▸ About this task
How many lines in these records hold the string "propio"? Reply with the number alone.

▸ The input
- Opening Delimiter -

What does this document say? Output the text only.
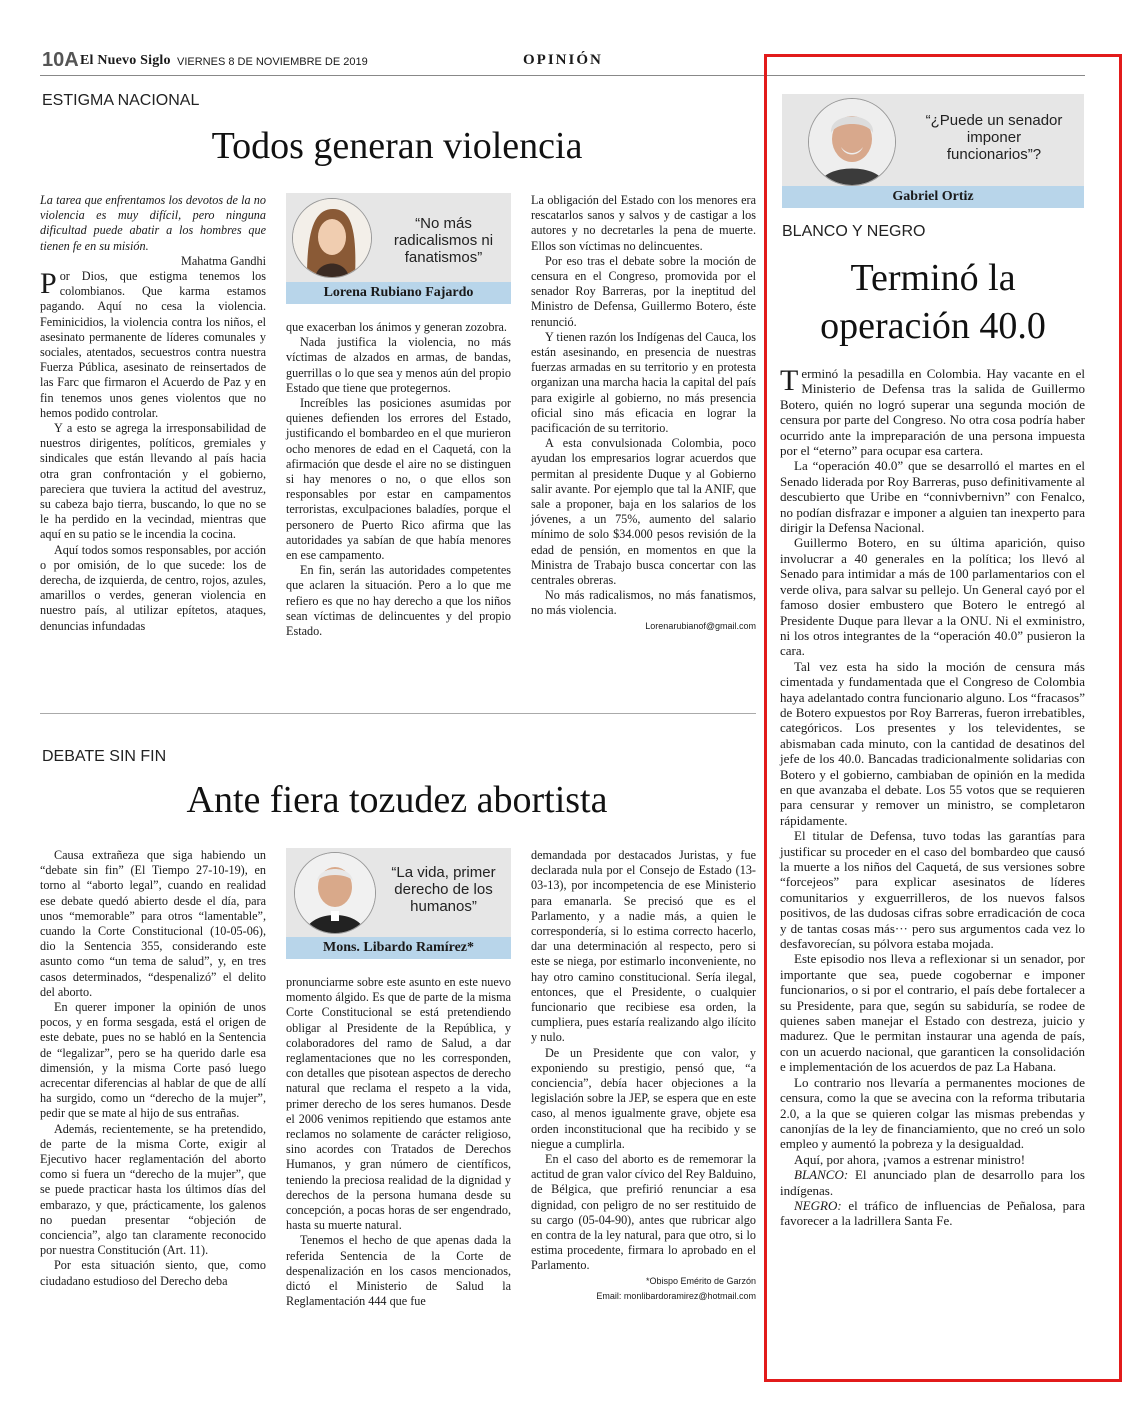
10A El Nuevo Siglo VIERNES 8 DE NOVIEMBRE DE 2019	OPINIÓN
ESTIGMA NACIONAL
Todos generan violencia

La tarea que enfrentamos los devotos de la no violencia es muy difícil, pero ninguna dificultad puede abatir a los hombres que tienen fe en su misión.

Mahatma Gandhi

Por Dios, que estigma tenemos los colombianos. Que karma estamos pagando. Aquí no cesa la violencia. Feminicidios, la violencia contra los niños, el asesinato permanente de líderes comunales y sociales, atentados, secuestros contra nuestra Fuerza Pública, asesinato de reinsertados de las Farc que firmaron el Acuerdo de Paz y en fin tenemos unos genes violentos que no hemos podido controlar.

Y a esto se agrega la irresponsabilidad de nuestros dirigentes, políticos, gremiales y sindicales que están llevando al país hacia otra gran confrontación y el gobierno, pareciera que tuviera la actitud del avestruz, su cabeza bajo tierra, buscando, lo que no se le ha perdido en la vecindad, mientras que aquí en su patio se le incendia la cocina.

Aquí todos somos responsables, por acción o por omisión, de lo que sucede: los de derecha, de izquierda, de centro, rojos, azules, amarillos o verdes, generan violencia en nuestro país, al utilizar epítetos, ataques, denuncias infundadas

“No más radicalismos ni fanatismos”
Lorena Rubiano Fajardo

que exacerban los ánimos y generan zozobra.

Nada justifica la violencia, no más víctimas de alzados en armas, de bandas, guerrillas o lo que sea y menos aún del propio Estado que tiene que protegernos.

Increíbles las posiciones asumidas por quienes defienden los errores del Estado, justificando el bombardeo en el que murieron ocho menores de edad en el Caquetá, con la afirmación que desde el aire no se distinguen si hay menores o no, o que ellos son responsables por estar en campamentos terroristas, exculpaciones baladíes, porque el personero de Puerto Rico afirma que las autoridades ya sabían de que había menores en ese campamento.

En fin, serán las autoridades competentes que aclaren la situación. Pero a lo que me refiero es que no hay derecho a que los niños sean víctimas de delincuentes y del propio Estado.

La obligación del Estado con los menores era rescatarlos sanos y salvos y de castigar a los autores y no decretarles la pena de muerte. Ellos son víctimas no delincuentes.

Por eso tras el debate sobre la moción de censura en el Congreso, promovida por el senador Roy Barreras, por la ineptitud del Ministro de Defensa, Guillermo Botero, éste renunció.

Y tienen razón los Indígenas del Cauca, los están asesinando, en presencia de nuestras fuerzas armadas en su territorio y en protesta organizan una marcha hacia la capital del país para exigirle al gobierno, no más presencia oficial sino más eficacia en lograr la pacificación de su territorio.

A esta convulsionada Colombia, poco ayudan los empresarios lograr acuerdos que permitan al presidente Duque y al Gobierno salir avante. Por ejemplo que tal la ANIF, que sale a proponer, baja en los salarios de los jóvenes, a un 75%, aumento del salario mínimo de solo $34.000 pesos revisión de la edad de pensión, en momentos en que la Ministra de Trabajo busca concertar con las centrales obreras.

No más radicalismos, no más fanatismos, no más violencia.

Lorenarubianof@gmail.com

DEBATE SIN FIN
Ante fiera tozudez abortista

Causa extrañeza que siga habiendo un “debate sin fin” (El Tiempo 27-10-19), en torno al “aborto legal”, cuando en realidad ese debate quedó abierto desde el día, para unos “memorable” para otros “lamentable”, cuando la Corte Constitucional (10-05-06), dio la Sentencia 355, considerando este asunto como “un tema de salud”, y, en tres casos determinados, “despenalizó” el delito del aborto.

En querer imponer la opinión de unos pocos, y en forma sesgada, está el origen de este debate, pues no se habló en la Sentencia de “legalizar”, pero se ha querido darle esa dimensión, y la misma Corte pasó luego acrecentar diferencias al hablar de que de allí ha surgido, como un “derecho de la mujer”, pedir que se mate al hijo de sus entrañas.

Además, recientemente, se ha pretendido, de parte de la misma Corte, exigir al Ejecutivo hacer reglamentación del aborto como si fuera un “derecho de la mujer”, que se puede practicar hasta los últimos días del embarazo, y que, prácticamente, los galenos no puedan presentar “objeción de conciencia”, algo tan claramente reconocido por nuestra Constitución (Art. 11).

Por esta situación siento, que, como ciudadano estudioso del Derecho deba

“La vida, primer derecho de los humanos”
Mons. Libardo Ramírez*

pronunciarme sobre este asunto en este nuevo momento álgido. Es que de parte de la misma Corte Constitucional se está pretendiendo obligar al Presidente de la República, y colaboradores del ramo de Salud, a dar reglamentaciones que no les corresponden, con detalles que pisotean aspectos de derecho natural que reclama el respeto a la vida, primer derecho de los seres humanos. Desde el 2006 venimos repitiendo que estamos ante reclamos no solamente de carácter religioso, sino acordes con Tratados de Derechos Humanos, y gran número de científicos, teniendo la preciosa realidad de la dignidad y derechos de la persona humana desde su concepción, a pocas horas de ser engendrado, hasta su muerte natural.

Tenemos el hecho de que apenas dada la referida Sentencia de la Corte de despenalización en los casos mencionados, dictó el Ministerio de Salud la Reglamentación 444 que fue

demandada por destacados Juristas, y fue declarada nula por el Consejo de Estado (13-03-13), por incompetencia de ese Ministerio para emanarla. Se precisó que es el Parlamento, y a nadie más, a quien le correspondería, si lo estima correcto hacerlo, dar una determinación al respecto, pero si este se niega, por estimarlo inconveniente, no hay otro camino constitucional. Sería ilegal, entonces, que el Presidente, o cualquier funcionario que recibiese esa orden, la cumpliera, pues estaría realizando algo ilícito y nulo.

De un Presidente que con valor, y exponiendo su prestigio, pensó que, “a conciencia”, debía hacer objeciones a la legislación sobre la JEP, se espera que en este caso, al menos igualmente grave, objete esa orden inconstitucional que ha recibido y se niegue a cumplirla.

En el caso del aborto es de rememorar la actitud de gran valor cívico del Rey Balduino, de Bélgica, que prefirió renunciar a esa dignidad, con peligro de no ser restituido de su cargo (05-04-90), antes que rubricar algo en contra de la ley natural, para que otro, si lo estima procedente, firmara lo aprobado en el Parlamento.

*Obispo Emérito de Garzón

Email: monlibardoramirez@hotmail.com

“¿Puede un senador imponer funcionarios”?
Gabriel Ortiz
BLANCO Y NEGRO
Terminó la operación 40.0

Terminó la pesadilla en Colombia. Hay vacante en el Ministerio de Defensa tras la salida de Guillermo Botero, quién no logró superar una segunda moción de censura por parte del Congreso. No otra cosa podría haber ocurrido ante la impreparación de una persona impuesta por el “eterno” para ocupar esa cartera.

La “operación 40.0” que se desarrolló el martes en el Senado liderada por Roy Barreras, puso definitivamente al descubierto que Uribe en “connivbernivn” con Fenalco, no podían disfrazar e imponer a alguien tan inexperto para dirigir la Defensa Nacional.

Guillermo Botero, en su última aparición, quiso involucrar a 40 generales en la política; los llevó al Senado para intimidar a más de 100 parlamentarios con el verde oliva, para salvar su pellejo. Un General cayó por el famoso dosier embustero que Botero le entregó al Presidente Duque para llevar a la ONU. Ni el exministro, ni los otros integrantes de la “operación 40.0” pusieron la cara.

Tal vez esta ha sido la moción de censura más cimentada y fundamentada que el Congreso de Colombia haya adelantado contra funcionario alguno. Los “fracasos” de Botero expuestos por Roy Barreras, fueron irrebatibles, categóricos. Los presentes y los televidentes, se abismaban cada minuto, con la cantidad de desatinos del jefe de los 40.0. Bancadas tradicionalmente solidarias con Botero y el gobierno, cambiaban de opinión en la medida en que avanzaba el debate. Los 55 votos que se requieren para censurar y remover un ministro, se completaron rápidamente.

El titular de Defensa, tuvo todas las garantías para justificar su proceder en el caso del bombardeo que causó la muerte a los niños del Caquetá, de sus versiones sobre “forcejeos” para explicar asesinatos de líderes comunitarios y exguerrilleros, de los nuevos falsos positivos, de las dudosas cifras sobre erradicación de coca y de tantas cosas más··· pero sus argumentos cada vez lo desfavorecían, su pólvora estaba mojada.

Este episodio nos lleva a reflexionar si un senador, por importante que sea, puede cogobernar e imponer funcionarios, o si por el contrario, el país debe fortalecer a su Presidente, para que, según su sabiduría, se rodee de quienes saben manejar el Estado con destreza, juicio y madurez. Que le permitan instaurar una agenda de país, con un acuerdo nacional, que garanticen la consolidación e implementación de los acuerdos de paz La Habana.

Lo contrario nos llevaría a permanentes mociones de censura, como la que se avecina con la reforma tributaria 2.0, a la que se quieren colgar las mismas prebendas y canonjías de la ley de financiamiento, que no creó un solo empleo y aumentó la pobreza y la desigualdad.

Aquí, por ahora, ¡vamos a estrenar ministro!

BLANCO: El anunciado plan de desarrollo para los indígenas.

NEGRO: el tráfico de influencias de Peñalosa, para favorecer a la ladrillera Santa Fe.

- Closing Delimiter -

▸ Answer box
2